Recorded data:
▼

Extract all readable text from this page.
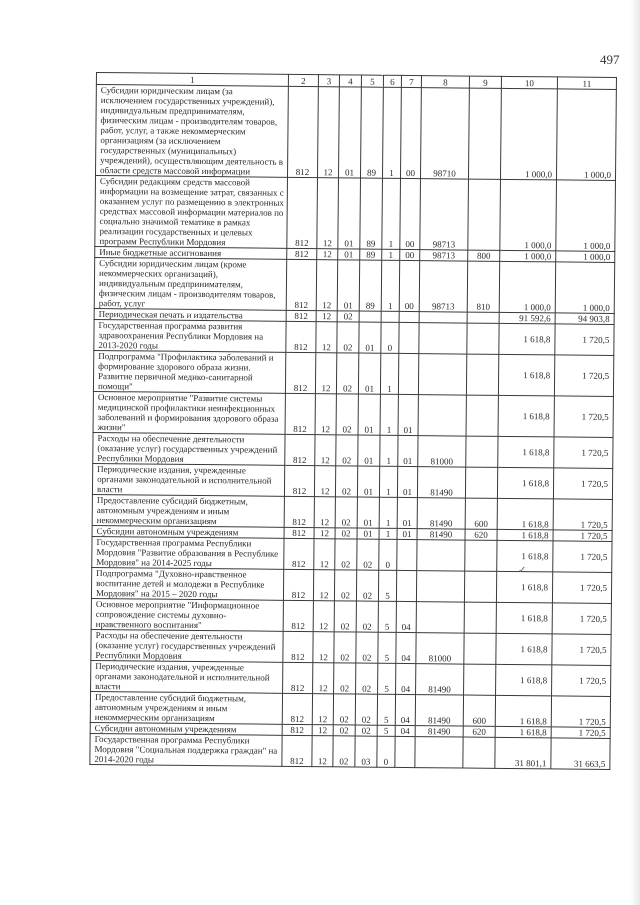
497
1	2	3	4	5	6	7	8	9	10	11
Субсидии юридическим лицам (за исключением государственных учреждений), индивидуальным предпринимателям, физическим лицам - производителям товаров, работ, услуг, а также некоммерческим организациям (за исключением государственных (муниципальных) учреждений), осуществляющим деятельность в области средств массовой информации	812	12	01	89	1	00	98710		1 000,0	1 000,0
Субсидии редакциям средств массовой информации на возмещение затрат, связанных с оказанием услуг по размещению в электронных средствах массовой информации материалов по социально значимой тематике в рамках реализации государственных и целевых программ Республики Мордовия	812	12	01	89	1	00	98713		1 000,0	1 000,0
Иные бюджетные ассигнования	812	12	01	89	1	00	98713	800	1 000,0	1 000,0
Субсидии юридическим лицам (кроме некоммерческих организаций), индивидуальным предпринимателям, физическим лицам - производителям товаров, работ, услуг	812	12	01	89	1	00	98713	810	1 000,0	1 000,0
Периодическая печать и издательства	812	12	02						91 592,6	94 903,8
Государственная программа развития здравоохранения Республики Мордовия на 2013-2020 годы	812	12	02	01	0				1 618,8	1 720,5
Подпрограмма "Профилактика заболеваний и формирование здорового образа жизни. Развитие первичной медико-санитарной помощи"	812	12	02	01	1				1 618,8	1 720,5
Основное мероприятие "Развитие системы медицинской профилактики неинфекционных заболеваний и формирования здорового образа жизни"	812	12	02	01	1	01			1 618,8	1 720,5
Расходы на обеспечение деятельности (оказание услуг) государственных учреждений Республики Мордовия	812	12	02	01	1	01	81000		1 618,8	1 720,5
Периодические издания, учрежденные органами законодательной и исполнительной власти	812	12	02	01	1	01	81490		1 618,8	1 720,5
Предоставление субсидий бюджетным, автономным учреждениям и иным некоммерческим организациям	812	12	02	01	1	01	81490	600	1 618,8	1 720,5
Субсидии автономным учреждениям	812	12	02	01	1	01	81490	620	1 618,8	1 720,5
Государственная программа Республики Мордовия "Развитие образования в Республике Мордовия" на 2014-2025 годы	812	12	02	02	0				1 618,8	1 720,5
Подпрограмма "Духовно-нравственное воспитание детей и молодежи в Республике Мордовия" на 2015 – 2020 годы	812	12	02	02	5				1 618,8	1 720,5
Основное мероприятие "Информационное сопровождение системы духовно-нравственного воспитания"	812	12	02	02	5	04			1 618,8	1 720,5
Расходы на обеспечение деятельности (оказание услуг) государственных учреждений Республики Мордовия	812	12	02	02	5	04	81000		1 618,8	1 720,5
Периодические издания, учрежденные органами законодательной и исполнительной власти	812	12	02	02	5	04	81490		1 618,8	1 720,5
Предоставление субсидий бюджетным, автономным учреждениям и иным некоммерческим организациям	812	12	02	02	5	04	81490	600	1 618,8	1 720,5
Субсидии автономным учреждениям	812	12	02	02	5	04	81490	620	1 618,8	1 720,5
Государственная программа Республики Мордовия "Социальная поддержка граждан" на 2014-2020 годы	812	12	02	03	0				31 801,1	31 663,5
✓
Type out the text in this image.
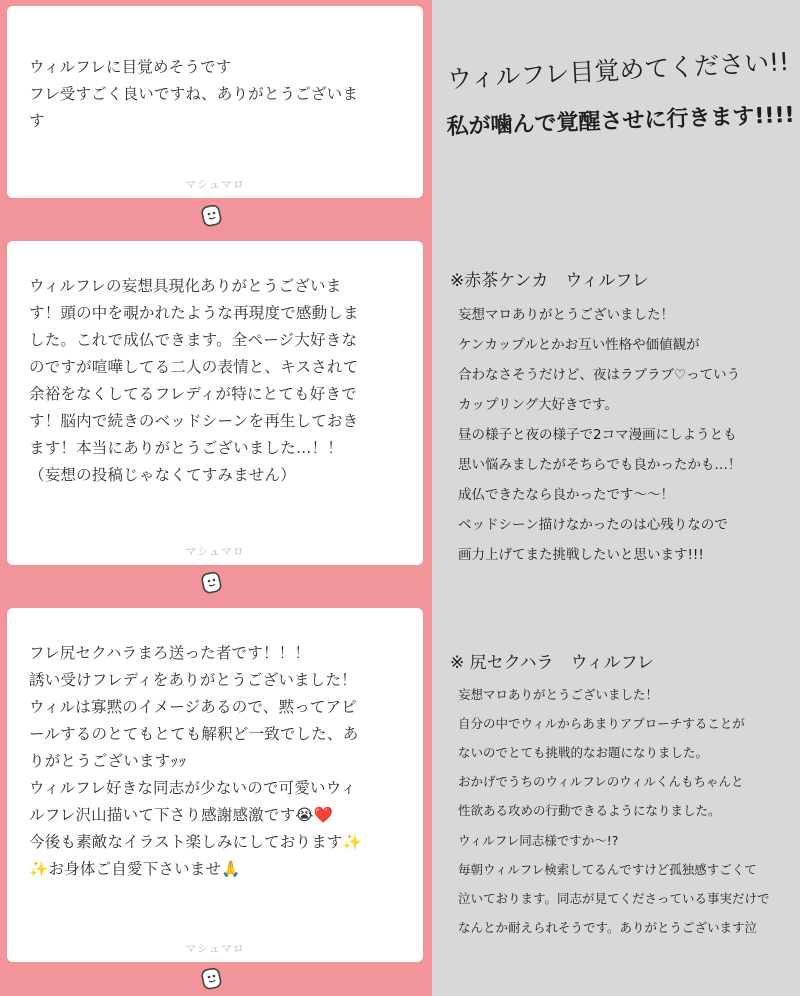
ウィルフレに目覚めそうです
フレ受すごく良いですね、ありがとうございま
す
マシュマロ
ウィルフレの妄想具現化ありがとうございま
す！頭の中を覗かれたような再現度で感動しま
した。これで成仏できます。全ページ大好きな
のですが喧嘩してる二人の表情と、キスされて
余裕をなくしてるフレディが特にとても好きで
す！脳内で続きのベッドシーンを再生しておき
ます！本当にありがとうございました…！！
（妄想の投稿じゃなくてすみません）
マシュマロ
フレ尻セクハラまろ送った者です！！！
誘い受けフレディをありがとうございました！
ウィルは寡黙のイメージあるので、黙ってアピ
ールするのとてもとても解釈ど一致でした、あ
りがとうございますｯｯ
ウィルフレ好きな同志が少ないので可愛いウィ
ルフレ沢山描いて下さり感謝感激です😭❤️
今後も素敵なイラスト楽しみにしております✨
✨お身体ご自愛下さいませ🙏
マシュマロ
ウィルフレ目覚めてください!!
私が噛んで覚醒させに行きます!!!!
※赤茶ケンカ　ウィルフレ
妄想マロありがとうございました！
ケンカップルとかお互い性格や価値観が
合わなさそうだけど、夜はラブラブ♡っていう
カップリング大好きです。
昼の様子と夜の様子で2コマ漫画にしようとも
思い悩みましたがそちらでも良かったかも…！
成仏できたなら良かったです〜〜！
ベッドシーン描けなかったのは心残りなので
画力上げてまた挑戦したいと思います!!!
※ 尻セクハラ　ウィルフレ
妄想マロありがとうございました！
自分の中でウィルからあまりアプローチすることが
ないのでとても挑戦的なお題になりました。
おかげでうちのウィルフレのウィルくんもちゃんと
性欲ある攻めの行動できるようになりました。
ウィルフレ同志様ですか〜!?
毎朝ウィルフレ検索してるんですけど孤独感すごくて
泣いております。同志が見てくださっている事実だけで
なんとか耐えられそうです。ありがとうございます泣
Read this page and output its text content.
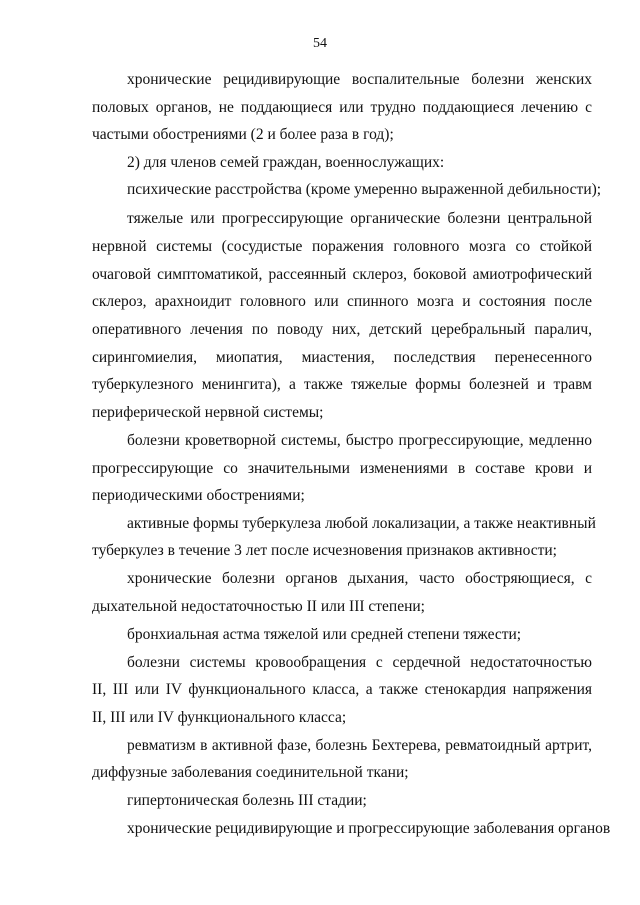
54
хронические рецидивирующие воспалительные болезни женских
половых органов, не поддающиеся или трудно поддающиеся лечению с
частыми обострениями (2 и более раза в год);
2) для членов семей граждан, военнослужащих:
психические расстройства (кроме умеренно выраженной дебильности);
тяжелые или прогрессирующие органические болезни центральной
нервной системы (сосудистые поражения головного мозга со стойкой
очаговой симптоматикой, рассеянный склероз, боковой амиотрофический
склероз, арахноидит головного или спинного мозга и состояния после
оперативного лечения по поводу них, детский церебральный паралич,
сирингомиелия, миопатия, миастения, последствия перенесенного
туберкулезного менингита), а также тяжелые формы болезней и травм
периферической нервной системы;
болезни кроветворной системы, быстро прогрессирующие, медленно
прогрессирующие со значительными изменениями в составе крови и
периодическими обострениями;
активные формы туберкулеза любой локализации, а также неактивный
туберкулез в течение 3 лет после исчезновения признаков активности;
хронические болезни органов дыхания, часто обостряющиеся, с
дыхательной недостаточностью II или III степени;
бронхиальная астма тяжелой или средней степени тяжести;
болезни системы кровообращения с сердечной недостаточностью
II, III или IV функционального класса, а также стенокардия напряжения
II, III или IV функционального класса;
ревматизм в активной фазе, болезнь Бехтерева, ревматоидный артрит,
диффузные заболевания соединительной ткани;
гипертоническая болезнь III стадии;
хронические рецидивирующие и прогрессирующие заболевания органов
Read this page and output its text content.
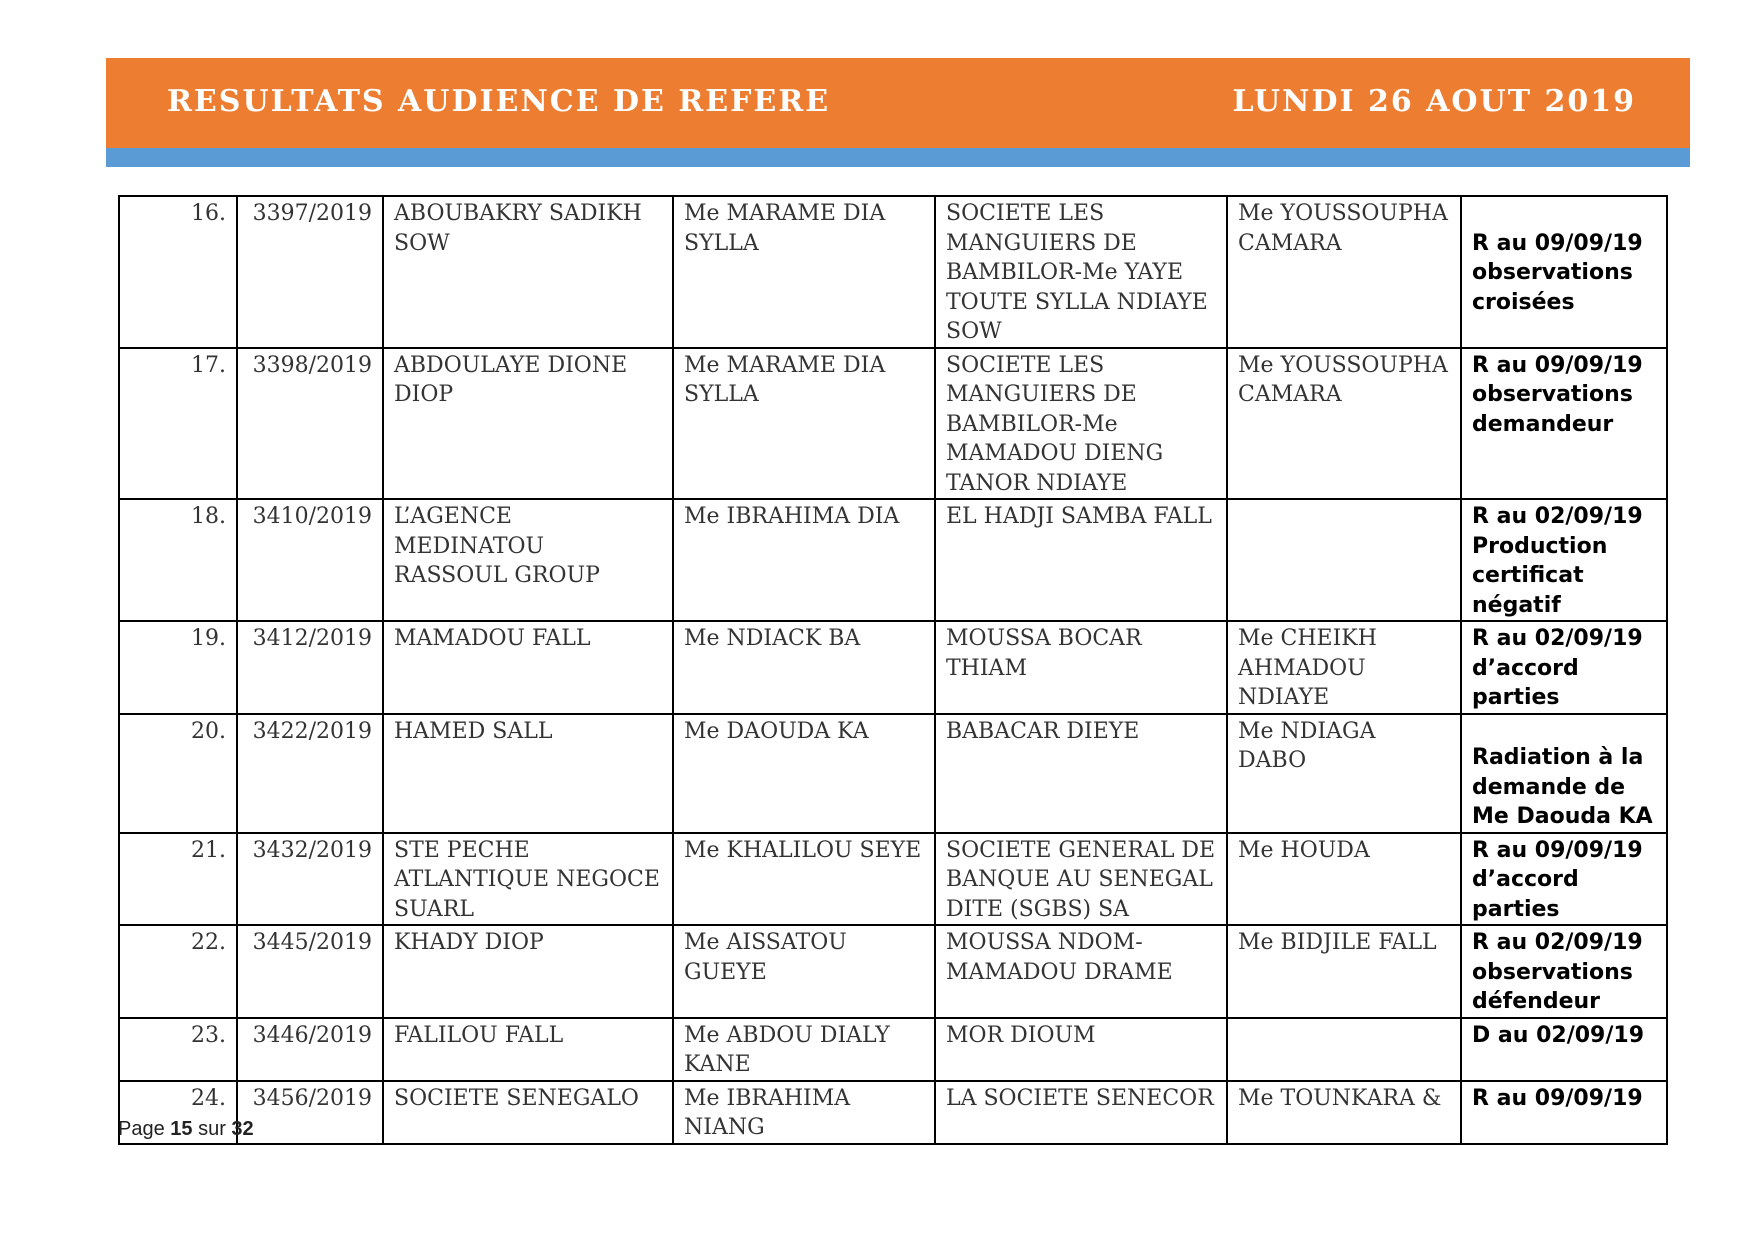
RESULTATS AUDIENCE DE REFERE	LUNDI 26 AOUT 2019
16.	3397/2019	ABOUBAKRY SADIKH SOW	Me MARAME DIA SYLLA	SOCIETE LES MANGUIERS DE BAMBILOR-Me YAYE TOUTE SYLLA NDIAYE SOW	Me YOUSSOUPHA CAMARA	R au 09/09/19 observations croisées
17.	3398/2019	ABDOULAYE DIONE DIOP	Me MARAME DIA SYLLA	SOCIETE LES MANGUIERS DE BAMBILOR-Me MAMADOU DIENG TANOR NDIAYE	Me YOUSSOUPHA CAMARA	R au 09/09/19 observations demandeur
18.	3410/2019	L’AGENCE MEDINATOU RASSOUL GROUP	Me IBRAHIMA DIA	EL HADJI SAMBA FALL		R au 02/09/19 Production certificat négatif
19.	3412/2019	MAMADOU FALL	Me NDIACK BA	MOUSSA BOCAR THIAM	Me CHEIKH AHMADOU NDIAYE	R au 02/09/19 d’accord parties
20.	3422/2019	HAMED SALL	Me DAOUDA KA	BABACAR DIEYE	Me NDIAGA DABO	Radiation à la demande de Me Daouda KA
21.	3432/2019	STE PECHE ATLANTIQUE NEGOCE SUARL	Me KHALILOU SEYE	SOCIETE GENERAL DE BANQUE AU SENEGAL DITE (SGBS) SA	Me HOUDA	R au 09/09/19 d’accord parties
22.	3445/2019	KHADY DIOP	Me AISSATOU GUEYE	MOUSSA NDOM-MAMADOU DRAME	Me BIDJILE FALL	R au 02/09/19 observations défendeur
23.	3446/2019	FALILOU FALL	Me ABDOU DIALY KANE	MOR DIOUM		D au 02/09/19
24.	3456/2019	SOCIETE SENEGALO	Me IBRAHIMA NIANG	LA SOCIETE SENECOR	Me TOUNKARA &	R au 09/09/19
Page 15 sur 32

▲

PROBLEM: Scan the material above. Extract every line in which the word "головного" occurs.

WRITTEN SOLUTION:
нервной системы (сосудистые поражения головного мозга со стойкой
склероз, арахноидит головного или спинного мозга и состояния после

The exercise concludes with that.